• Stated goal: Convert the rows below into a JSON list of strings, one string per line and no blank lines, starting with the line that contains "divider — [3, 0, 4, 256]" and going on through the line that contains "background-window-edge — [0, 0, 10, 256]", with both of those lines included.
━━━━━━━━
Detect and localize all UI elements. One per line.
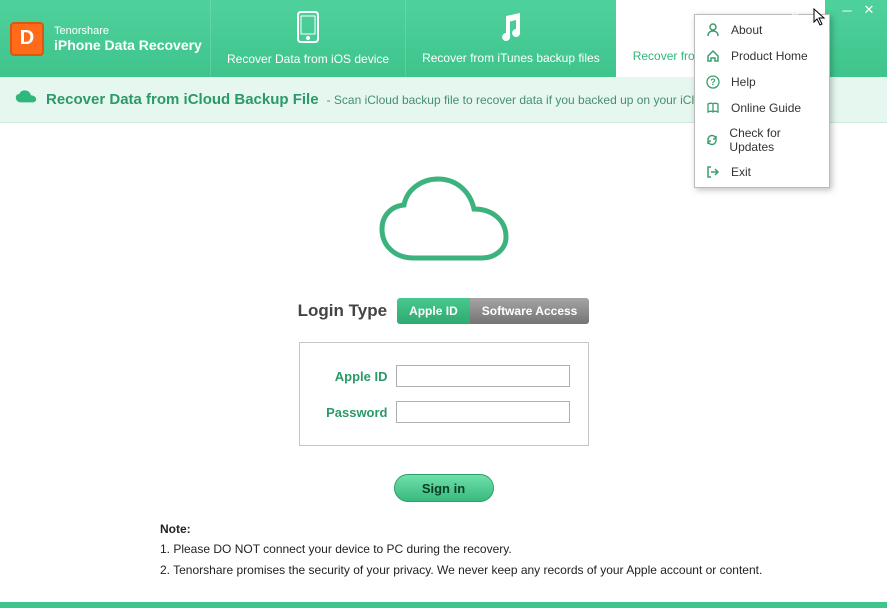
tab-ios-device[interactable]: Recover Data from iOS device	[210, 0, 405, 77]
sign-in-button[interactable]: Sign in	[394, 474, 494, 502]
menu-label: Help	[731, 75, 756, 89]
phone-icon	[297, 11, 319, 46]
large-cloud-icon	[374, 173, 514, 278]
apple-id-row: Apple ID	[318, 365, 570, 387]
menu-label: Product Home	[731, 49, 808, 63]
menu-label: Check for Updates	[729, 126, 819, 154]
settings-dropdown-menu: About Product Home ? Help Online Guide C…	[694, 14, 830, 188]
notes-section: Note: 1. Please DO NOT connect your devi…	[160, 519, 762, 580]
home-icon[interactable]: ⌂	[785, 2, 805, 18]
menu-label: Exit	[731, 165, 751, 179]
apple-id-input[interactable]	[396, 365, 570, 387]
menu-product-home[interactable]: Product Home	[695, 43, 829, 69]
window-controls: ⌂ ≡ ─ ✕	[777, 0, 887, 18]
menu-icon[interactable]: ≡	[807, 2, 827, 18]
tab-itunes-backup[interactable]: Recover from iTunes backup files	[405, 0, 616, 77]
page-title: Recover Data from iCloud Backup File	[46, 91, 319, 108]
login-type-row: Login Type Apple ID Software Access	[298, 298, 590, 324]
logo-section: D Tenorshare iPhone Data Recovery	[0, 22, 210, 56]
exit-icon	[705, 164, 721, 180]
apple-id-label: Apple ID	[318, 369, 388, 384]
svg-text:?: ?	[710, 77, 716, 87]
book-icon	[705, 100, 721, 116]
menu-about[interactable]: About	[695, 17, 829, 43]
password-input[interactable]	[396, 401, 570, 423]
login-form: Apple ID Password	[299, 342, 589, 446]
tab-label: Recover from iTunes backup files	[422, 51, 600, 65]
note-line-1: 1. Please DO NOT connect your device to …	[160, 539, 762, 559]
menu-label: Online Guide	[731, 101, 801, 115]
logo-text: Tenorshare iPhone Data Recovery	[54, 25, 202, 53]
home-icon	[705, 48, 721, 64]
question-icon: ?	[705, 74, 721, 90]
login-type-toggle: Apple ID Software Access	[397, 298, 589, 324]
app-title: iPhone Data Recovery	[54, 37, 202, 53]
person-icon	[705, 22, 721, 38]
toggle-software-access[interactable]: Software Access	[470, 298, 590, 324]
notes-title: Note:	[160, 519, 762, 539]
cloud-small-icon	[14, 89, 38, 110]
toggle-apple-id[interactable]: Apple ID	[397, 298, 470, 324]
bottom-bar	[0, 602, 887, 608]
close-button[interactable]: ✕	[859, 2, 879, 18]
menu-help[interactable]: ? Help	[695, 69, 829, 95]
minimize-button[interactable]: ─	[837, 2, 857, 18]
menu-check-updates[interactable]: Check for Updates	[695, 121, 829, 159]
music-note-icon	[498, 12, 524, 45]
app-logo-icon: D	[10, 22, 44, 56]
menu-label: About	[731, 23, 762, 37]
note-line-2: 2. Tenorshare promises the security of y…	[160, 560, 762, 580]
brand-name: Tenorshare	[54, 25, 202, 37]
menu-online-guide[interactable]: Online Guide	[695, 95, 829, 121]
menu-exit[interactable]: Exit	[695, 159, 829, 185]
password-row: Password	[318, 401, 570, 423]
login-type-label: Login Type	[298, 301, 387, 321]
password-label: Password	[318, 405, 388, 420]
refresh-icon	[705, 132, 719, 148]
tab-label: Recover Data from iOS device	[227, 52, 389, 66]
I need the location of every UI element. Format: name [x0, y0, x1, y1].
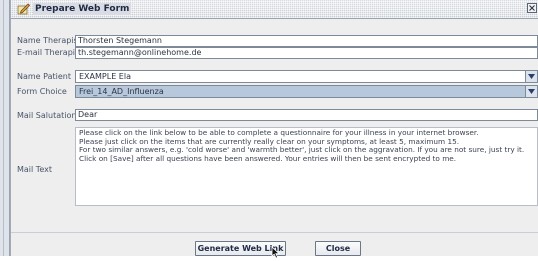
divider — [3, 0, 4, 256]
footer-divider — [11, 232, 538, 233]
form-choice-combo[interactable]: Frei_14_AD_Influenza — [75, 85, 538, 98]
mail-text-line: Click on [Save] after all questions have… — [79, 153, 457, 163]
chevron-down-icon[interactable] — [525, 86, 537, 97]
prepare-web-form-dialog: Prepare Web Form Name Therapist Thorsten… — [10, 0, 538, 256]
close-icon[interactable] — [527, 3, 537, 13]
form-choice-label: Form Choice — [17, 87, 67, 96]
mail-salutation-label: Mail Salutation — [17, 111, 77, 120]
close-button[interactable]: Close — [315, 241, 361, 256]
form-choice-value: Frei_14_AD_Influenza — [79, 87, 164, 96]
pen-paper-icon — [17, 2, 30, 15]
chevron-down-icon[interactable] — [525, 71, 537, 82]
mail-text-area[interactable]: Please click on the link below to be abl… — [75, 127, 538, 206]
name-patient-combo[interactable]: EXAMPLE Ela — [75, 70, 538, 83]
name-therapist-label: Name Therapist — [17, 36, 81, 45]
background-window-edge — [0, 0, 10, 256]
mail-text-label: Mail Text — [17, 165, 52, 174]
mail-salutation-field[interactable]: Dear — [75, 109, 538, 121]
name-patient-label: Name Patient — [17, 72, 71, 81]
name-therapist-field[interactable]: Thorsten Stegemann — [75, 35, 538, 47]
mouse-pointer-icon — [271, 246, 281, 259]
email-therapist-field[interactable]: th.stegemann@onlinehome.de — [75, 47, 538, 59]
window-title: Prepare Web Form — [33, 3, 132, 15]
name-patient-value: EXAMPLE Ela — [79, 72, 131, 81]
email-therapist-label: E-mail Therapist — [17, 48, 83, 57]
title-bar[interactable]: Prepare Web Form — [11, 0, 538, 19]
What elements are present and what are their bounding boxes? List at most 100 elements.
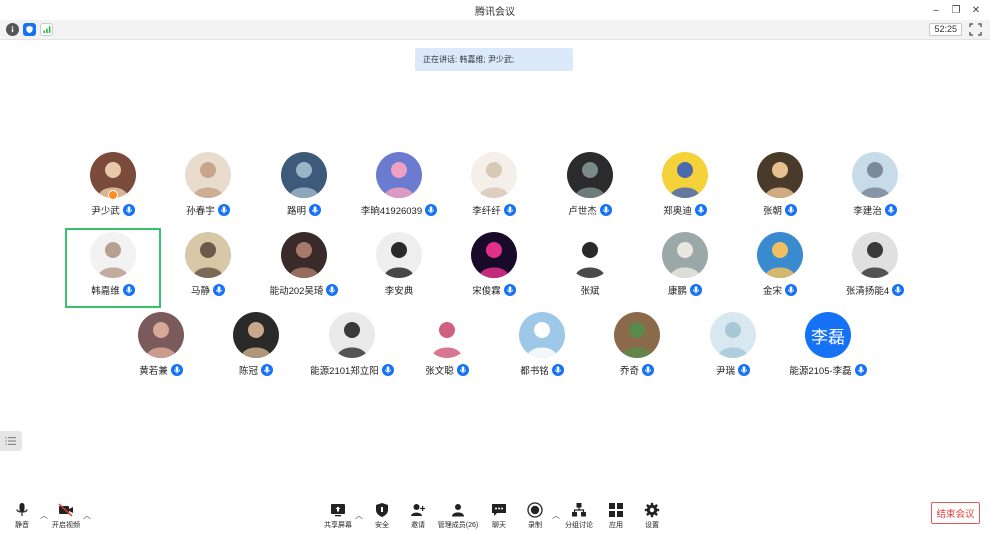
microphone-icon (170, 364, 183, 376)
avatar (662, 152, 708, 198)
member-list-toggle[interactable] (0, 431, 22, 451)
security-icon (376, 503, 388, 517)
avatar (852, 152, 898, 198)
participant-tile[interactable]: 黄若兼 (113, 312, 209, 388)
participant-name: 能源2101郑立阳 (310, 366, 379, 377)
participant-name: 郑奥迪 (663, 206, 692, 217)
participant-tile[interactable]: 宋俊霖 (446, 232, 542, 308)
members-button[interactable]: 管理成员(26) (438, 502, 478, 532)
participant-name-row: 宋俊霖 (446, 283, 542, 297)
mute-button[interactable]: 静音 (2, 502, 42, 532)
avatar (519, 312, 565, 358)
settings-button[interactable]: 设置 (632, 502, 672, 532)
fullscreen-icon[interactable] (969, 23, 982, 36)
security-button[interactable]: 安全 (362, 502, 402, 532)
microphone-icon (854, 364, 867, 376)
video-button[interactable]: 开启视频 (46, 502, 86, 532)
participant-tile[interactable]: 李建治 (827, 152, 923, 228)
participant-name: 孙春宇 (186, 206, 215, 217)
participant-tile[interactable]: 李磊 能源2105-李磊 (780, 312, 876, 388)
participant-tile[interactable]: 尹少武 (65, 152, 161, 228)
gear-icon (644, 502, 660, 518)
window-title: 腾讯会议 (475, 6, 515, 18)
participant-tile[interactable]: 路明 (256, 152, 352, 228)
participant-tile[interactable]: 张朝 (732, 152, 828, 228)
end-meeting-button[interactable]: 结束会议 (931, 502, 980, 524)
video-off-icon (58, 503, 73, 517)
window-controls: – ❐ ✕ (928, 2, 984, 18)
participant-tile[interactable]: 李纤纤 (446, 152, 542, 228)
participant-tile[interactable]: 郑奥迪 (637, 152, 733, 228)
participant-tile[interactable]: 张清扬能4 (827, 232, 923, 308)
participant-name-row: 金宋 (732, 283, 828, 297)
microphone-icon (503, 284, 516, 296)
microphone-icon (217, 204, 230, 216)
info-icon[interactable] (6, 23, 19, 36)
participant-name-row: 马静 (160, 283, 256, 297)
info-icons (6, 23, 53, 36)
members-label: 管理成员(26) (437, 522, 479, 529)
settings-label: 设置 (645, 522, 659, 529)
participant-tile[interactable]: 能动202吴琦 (256, 232, 352, 308)
participant-name-row: 黄若兼 (113, 363, 209, 377)
video-options-caret[interactable]: ︿ (83, 510, 91, 521)
breakout-button[interactable]: 分组讨论 (559, 502, 599, 532)
shield-icon[interactable] (23, 23, 36, 36)
participant-name-row: 能源2101郑立阳 (304, 363, 400, 377)
participant-name: 尹少武 (91, 206, 120, 217)
microphone-icon (785, 204, 797, 216)
invite-icon (411, 504, 426, 516)
participant-tile[interactable]: 金宋 (732, 232, 828, 308)
participant-tile[interactable]: 卢世杰 (542, 152, 638, 228)
microphone-icon (425, 204, 438, 216)
participant-tile[interactable]: 能源2101郑立阳 (304, 312, 400, 388)
participant-tile[interactable]: 张斌 (542, 232, 638, 308)
minimize-button[interactable]: – (928, 2, 944, 18)
participant-name-row: 李晌41926039 (351, 203, 447, 217)
participant-tile[interactable]: 孙春宇 (160, 152, 256, 228)
participant-name: 张斌 (580, 286, 600, 297)
restore-button[interactable]: ❐ (948, 2, 964, 18)
participant-name-row: 尹瑞 (685, 363, 781, 377)
avatar (567, 152, 613, 198)
avatar (281, 152, 327, 198)
microphone-icon (381, 364, 394, 376)
participant-name-row: 路明 (256, 203, 352, 217)
signal-icon[interactable] (40, 23, 53, 36)
share-screen-label: 共享屏幕 (324, 522, 352, 529)
participant-name: 李建治 (853, 206, 882, 217)
active-speaker-frame (65, 228, 161, 308)
microphone-icon (551, 364, 564, 376)
invite-button[interactable]: 邀请 (398, 502, 438, 532)
participant-tile[interactable]: 尹瑞 (685, 312, 781, 388)
participant-tile[interactable]: 李晌41926039 (351, 152, 447, 228)
bottom-toolbar: 静音 ︿ 开启视频 ︿ 共享屏幕 ︿ 安全 邀请 管理成员(26) 聊天 录制 … (0, 496, 990, 534)
chat-label: 聊天 (492, 522, 506, 529)
participant-tile[interactable]: 都书铭 (494, 312, 590, 388)
participant-tile[interactable]: 张文聪 (399, 312, 495, 388)
apps-button[interactable]: 应用 (596, 502, 636, 532)
participant-tile[interactable]: 乔奇 (589, 312, 685, 388)
share-screen-button[interactable]: 共享屏幕 (318, 502, 358, 532)
breakout-icon (572, 503, 586, 517)
microphone-icon (213, 284, 225, 296)
close-button[interactable]: ✕ (968, 2, 984, 18)
participant-tile[interactable]: 陈冠 (208, 312, 304, 388)
participant-name-row: 李建治 (827, 203, 923, 217)
microphone-icon (785, 284, 797, 296)
participant-tile[interactable]: 李安典 (351, 232, 447, 308)
microphone-icon (892, 284, 905, 296)
record-button[interactable]: 录制 (515, 502, 555, 532)
avatar (757, 152, 803, 198)
participant-name: 能源2105-李磊 (789, 366, 852, 377)
share-screen-icon (331, 504, 345, 517)
speaking-banner: 正在讲话: 韩嘉维; 尹少武; (415, 48, 573, 71)
participant-name: 黄若兼 (139, 366, 168, 377)
participant-name-row: 都书铭 (494, 363, 590, 377)
participant-tile[interactable]: 马静 (160, 232, 256, 308)
participant-name: 都书铭 (520, 366, 549, 377)
participant-name-row: 张清扬能4 (827, 283, 923, 297)
chat-button[interactable]: 聊天 (479, 502, 519, 532)
participant-name-row: 李纤纤 (446, 203, 542, 217)
participant-tile[interactable]: 康鹏 (637, 232, 733, 308)
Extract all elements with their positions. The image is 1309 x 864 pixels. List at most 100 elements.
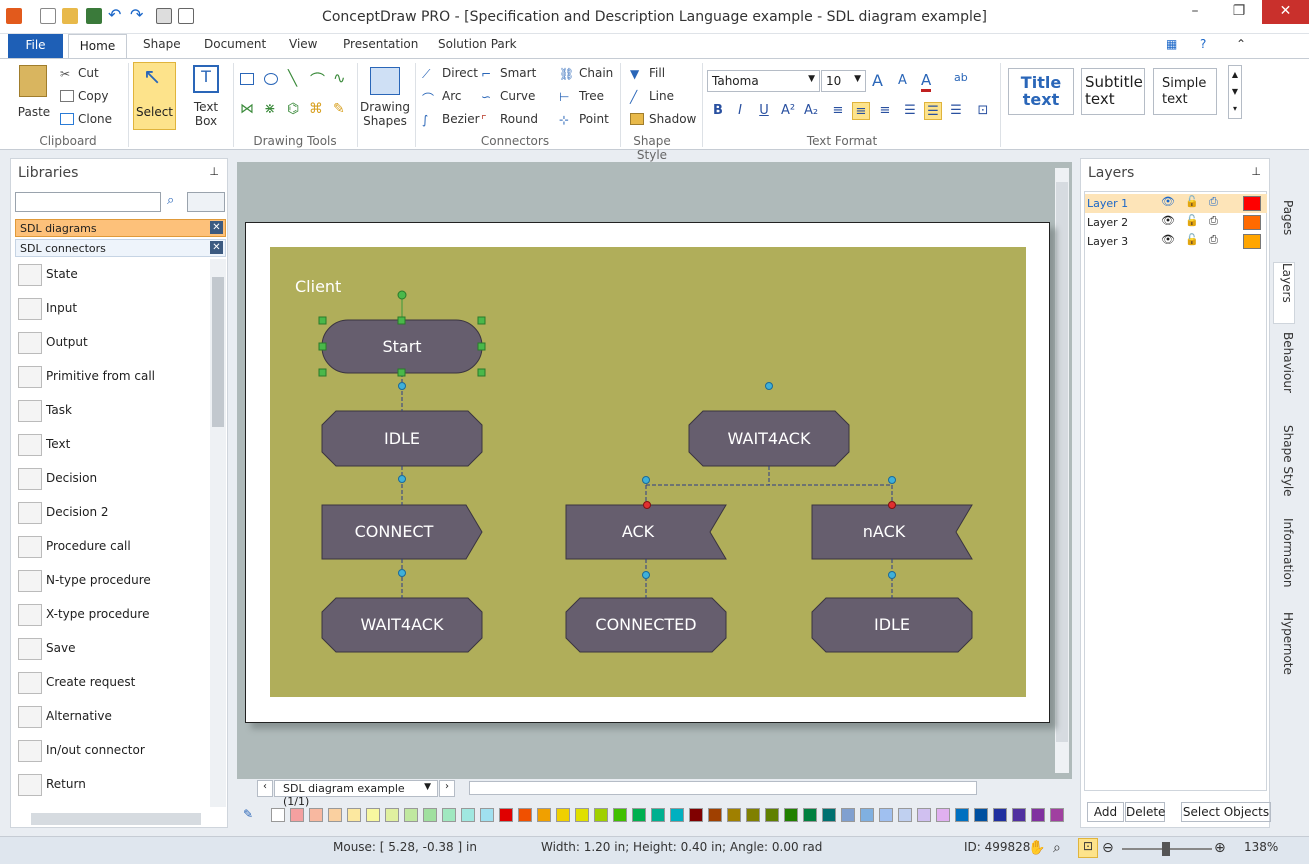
color-swatch[interactable] xyxy=(404,808,418,822)
color-swatch[interactable] xyxy=(1012,808,1026,822)
connection-point[interactable] xyxy=(398,475,406,483)
color-swatch[interactable] xyxy=(784,808,798,822)
selection-handle[interactable] xyxy=(477,368,486,377)
side-tab-information[interactable]: Information xyxy=(1273,518,1295,603)
connection-end-point[interactable] xyxy=(888,501,896,509)
rotation-handle[interactable] xyxy=(397,290,407,300)
color-swatch[interactable] xyxy=(290,808,304,822)
color-swatch[interactable] xyxy=(537,808,551,822)
color-swatch[interactable] xyxy=(442,808,456,822)
previous-page-button[interactable]: ‹ xyxy=(257,780,273,797)
mouse-position: Mouse: [ 5.28, -0.38 ] in xyxy=(333,840,477,854)
selection-handle[interactable] xyxy=(397,368,406,377)
color-swatch[interactable] xyxy=(765,808,779,822)
connection-point[interactable] xyxy=(398,569,406,577)
color-swatch[interactable] xyxy=(480,808,494,822)
color-swatch[interactable] xyxy=(670,808,684,822)
side-tab-pages[interactable]: Pages xyxy=(1273,200,1295,255)
color-swatch[interactable] xyxy=(328,808,342,822)
zoom-out-icon[interactable]: ⊖ xyxy=(1102,840,1114,856)
zoom-tool-icon[interactable]: ⌕ xyxy=(1053,840,1061,856)
zoom-slider-thumb[interactable] xyxy=(1162,842,1170,856)
color-swatch[interactable] xyxy=(632,808,646,822)
palette-options-icon[interactable]: ✎ xyxy=(243,807,253,821)
color-swatch[interactable] xyxy=(423,808,437,822)
color-swatch[interactable] xyxy=(708,808,722,822)
print-icon[interactable]: ⎙ xyxy=(1209,214,1218,228)
color-swatch[interactable] xyxy=(499,808,513,822)
color-swatch[interactable] xyxy=(746,808,760,822)
visibility-eye-icon[interactable]: 👁 xyxy=(1161,195,1175,208)
color-swatch[interactable] xyxy=(860,808,874,822)
color-swatch[interactable] xyxy=(879,808,893,822)
side-tab-hypernote[interactable]: Hypernote xyxy=(1273,612,1295,692)
next-page-button[interactable]: › xyxy=(439,780,455,797)
connection-point[interactable] xyxy=(398,382,406,390)
shape-label-wait4ack-right: WAIT4ACK xyxy=(727,429,811,448)
select-objects-button[interactable]: Select Objects xyxy=(1181,802,1271,822)
connection-point[interactable] xyxy=(642,476,650,484)
add-layer-button[interactable]: Add xyxy=(1087,802,1124,822)
layer-row[interactable]: Layer 3 👁 🔓 ⎙ xyxy=(1085,232,1267,251)
color-swatch[interactable] xyxy=(556,808,570,822)
lock-icon[interactable]: 🔓 xyxy=(1185,195,1199,208)
color-swatch[interactable] xyxy=(803,808,817,822)
layer-row[interactable]: Layer 2 👁 🔓 ⎙ xyxy=(1085,213,1267,232)
color-swatch[interactable] xyxy=(271,808,285,822)
connection-point[interactable] xyxy=(888,476,896,484)
layer-color-swatch[interactable] xyxy=(1243,234,1261,249)
color-swatch[interactable] xyxy=(613,808,627,822)
visibility-eye-icon[interactable]: 👁 xyxy=(1161,233,1175,246)
visibility-eye-icon[interactable]: 👁 xyxy=(1161,214,1175,227)
color-swatch[interactable] xyxy=(385,808,399,822)
lock-icon[interactable]: 🔓 xyxy=(1185,214,1199,227)
color-swatch[interactable] xyxy=(651,808,665,822)
delete-layer-button[interactable]: Delete xyxy=(1125,802,1165,822)
page-selector[interactable]: SDL diagram example (1/1) ▼ xyxy=(274,780,438,808)
layer-row[interactable]: Layer 1 👁 🔓 ⎙ xyxy=(1085,194,1267,213)
print-icon[interactable]: ⎙ xyxy=(1209,233,1218,247)
color-swatch[interactable] xyxy=(974,808,988,822)
color-swatch[interactable] xyxy=(689,808,703,822)
layer-color-swatch[interactable] xyxy=(1243,196,1261,211)
connection-end-point[interactable] xyxy=(643,501,651,509)
lock-icon[interactable]: 🔓 xyxy=(1185,233,1199,246)
side-tab-behaviour[interactable]: Behaviour xyxy=(1273,332,1295,417)
color-swatch[interactable] xyxy=(727,808,741,822)
selection-handle[interactable] xyxy=(397,316,406,325)
color-swatch[interactable] xyxy=(309,808,323,822)
color-swatch[interactable] xyxy=(936,808,950,822)
color-swatch[interactable] xyxy=(461,808,475,822)
selection-handle[interactable] xyxy=(477,316,486,325)
color-swatch[interactable] xyxy=(518,808,532,822)
color-swatch[interactable] xyxy=(1031,808,1045,822)
color-swatch[interactable] xyxy=(822,808,836,822)
zoom-in-icon[interactable]: ⊕ xyxy=(1214,840,1226,856)
canvas-hscrollbar[interactable] xyxy=(469,781,977,795)
color-swatch[interactable] xyxy=(917,808,931,822)
shape-label-idle: IDLE xyxy=(383,429,421,448)
connection-point[interactable] xyxy=(888,571,896,579)
connection-point[interactable] xyxy=(642,571,650,579)
color-swatch[interactable] xyxy=(993,808,1007,822)
hand-tool-icon[interactable]: ✋ xyxy=(1028,840,1045,856)
connection-point[interactable] xyxy=(765,382,773,390)
selection-handle[interactable] xyxy=(318,316,327,325)
color-swatch[interactable] xyxy=(841,808,855,822)
shape-label-start: Start xyxy=(382,337,422,356)
selection-handle[interactable] xyxy=(318,368,327,377)
color-swatch[interactable] xyxy=(347,808,361,822)
side-tab-layers[interactable]: Layers xyxy=(1273,262,1295,324)
color-swatch[interactable] xyxy=(366,808,380,822)
chevron-down-icon: ▼ xyxy=(424,782,431,792)
print-icon[interactable]: ⎙ xyxy=(1209,195,1218,209)
color-swatch[interactable] xyxy=(898,808,912,822)
color-swatch[interactable] xyxy=(575,808,589,822)
fit-page-icon[interactable]: ⊡ xyxy=(1078,838,1098,858)
color-swatch[interactable] xyxy=(1050,808,1064,822)
side-tab-shape-style[interactable]: Shape Style xyxy=(1273,425,1295,510)
color-swatch[interactable] xyxy=(955,808,969,822)
layer-color-swatch[interactable] xyxy=(1243,215,1261,230)
pin-icon[interactable]: ⊥ xyxy=(1251,165,1261,178)
color-swatch[interactable] xyxy=(594,808,608,822)
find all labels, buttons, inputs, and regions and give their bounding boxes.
━━━━━━━━
• Answer for this exercise:
[
  "divider — [3, 0, 4, 256]",
  "footer-divider — [11, 232, 538, 233]",
  "form-choice-combo[interactable]: Frei_14_AD_Influenza — [75, 85, 538, 98]",
  "mail-text-line: Click on [Save] after all questions have… — [79, 153, 457, 163]",
  "chevron-down-icon[interactable] — [525, 86, 537, 97]",
  "prepare-web-form-dialog: Prepare Web Form Name Therapist Thorsten… — [10, 0, 538, 256]",
  "close-icon[interactable] — [527, 3, 537, 13]",
  "form-choice-label: Form Choice — [17, 87, 67, 96]",
  "mail-salutation-label: Mail Salutation — [17, 111, 77, 120]",
  "close-button[interactable]: Close — [315, 241, 361, 256]",
  "form-choice-value: Frei_14_AD_Influenza — [79, 87, 164, 96]",
  "pen-paper-icon — [17, 2, 30, 15]",
  "chevron-down-icon[interactable] — [525, 71, 537, 82]",
  "mail-text-area[interactable]: Please click on the link below to be abl… — [75, 127, 538, 206]",
  "name-patient-combo[interactable]: EXAMPLE Ela — [75, 70, 538, 83]",
  "name-therapist-label: Name Therapist — [17, 36, 81, 45]",
  "background-window-edge — [0, 0, 10, 256]"
]